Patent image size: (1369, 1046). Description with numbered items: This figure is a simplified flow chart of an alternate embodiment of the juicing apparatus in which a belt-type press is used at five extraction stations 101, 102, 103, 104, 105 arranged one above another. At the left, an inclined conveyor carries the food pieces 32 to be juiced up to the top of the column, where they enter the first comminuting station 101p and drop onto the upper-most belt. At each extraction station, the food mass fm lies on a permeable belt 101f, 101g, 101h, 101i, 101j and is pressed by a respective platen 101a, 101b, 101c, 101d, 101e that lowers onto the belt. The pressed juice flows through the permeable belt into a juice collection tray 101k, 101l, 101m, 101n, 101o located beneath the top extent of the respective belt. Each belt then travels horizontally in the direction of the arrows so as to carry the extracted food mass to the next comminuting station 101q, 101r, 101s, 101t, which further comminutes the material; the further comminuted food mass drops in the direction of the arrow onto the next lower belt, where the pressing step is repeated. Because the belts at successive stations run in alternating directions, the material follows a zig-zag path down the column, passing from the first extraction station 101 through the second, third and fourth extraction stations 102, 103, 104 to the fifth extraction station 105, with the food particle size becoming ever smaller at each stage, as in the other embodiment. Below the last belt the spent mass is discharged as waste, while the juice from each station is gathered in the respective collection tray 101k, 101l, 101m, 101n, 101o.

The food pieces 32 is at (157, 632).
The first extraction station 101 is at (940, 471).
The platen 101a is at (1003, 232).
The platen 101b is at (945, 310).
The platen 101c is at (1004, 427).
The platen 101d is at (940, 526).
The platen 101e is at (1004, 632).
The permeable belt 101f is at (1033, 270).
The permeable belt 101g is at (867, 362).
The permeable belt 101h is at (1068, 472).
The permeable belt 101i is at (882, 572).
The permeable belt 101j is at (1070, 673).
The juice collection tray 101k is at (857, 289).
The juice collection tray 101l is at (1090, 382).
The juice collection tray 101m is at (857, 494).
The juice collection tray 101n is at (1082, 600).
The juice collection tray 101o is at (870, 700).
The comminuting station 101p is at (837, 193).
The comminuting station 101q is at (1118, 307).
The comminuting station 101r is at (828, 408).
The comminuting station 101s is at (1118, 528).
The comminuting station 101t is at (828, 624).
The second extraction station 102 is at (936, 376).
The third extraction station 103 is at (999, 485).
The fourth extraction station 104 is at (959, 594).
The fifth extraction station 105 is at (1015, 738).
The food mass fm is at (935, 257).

===============

• _Exercise prompt_:
Revise the stretch from the first entry through the entry containing "The permeable belt 101h is at (1068, 472).", replacing "juicing apparatus" with "juice extraction apparatus" and leaving everything else unchanged.

• _Output below_:
Patent image size: (1369, 1046). Description with numbered items: This figure is a simplified flow chart of an alternate embodiment of the juice extraction apparatus in which a belt-type press is used at five extraction stations 101, 102, 103, 104, 105 arranged one above another. At the left, an inclined conveyor carries the food pieces 32 to be juiced up to the top of the column, where they enter the first comminuting station 101p and drop onto the upper-most belt. At each extraction station, the food mass fm lies on a permeable belt 101f, 101g, 101h, 101i, 101j and is pressed by a respective platen 101a, 101b, 101c, 101d, 101e that lowers onto the belt. The pressed juice flows through the permeable belt into a juice collection tray 101k, 101l, 101m, 101n, 101o located beneath the top extent of the respective belt. Each belt then travels horizontally in the direction of the arrows so as to carry the extracted food mass to the next comminuting station 101q, 101r, 101s, 101t, which further comminutes the material; the further comminuted food mass drops in the direction of the arrow onto the next lower belt, where the pressing step is repeated. Because the belts at successive stations run in alternating directions, the material follows a zig-zag path down the column, passing from the first extraction station 101 through the second, third and fourth extraction stations 102, 103, 104 to the fifth extraction station 105, with the food particle size becoming ever smaller at each stage, as in the other embodiment. Below the last belt the spent mass is discharged as waste, while the juice from each station is gathered in the respective collection tray 101k, 101l, 101m, 101n, 101o.

The food pieces 32 is at (157, 632).
The first extraction station 101 is at (940, 471).
The platen 101a is at (1003, 232).
The platen 101b is at (945, 310).
The platen 101c is at (1004, 427).
The platen 101d is at (940, 526).
The platen 101e is at (1004, 632).
The permeable belt 101f is at (1033, 270).
The permeable belt 101g is at (867, 362).
The permeable belt 101h is at (1068, 472).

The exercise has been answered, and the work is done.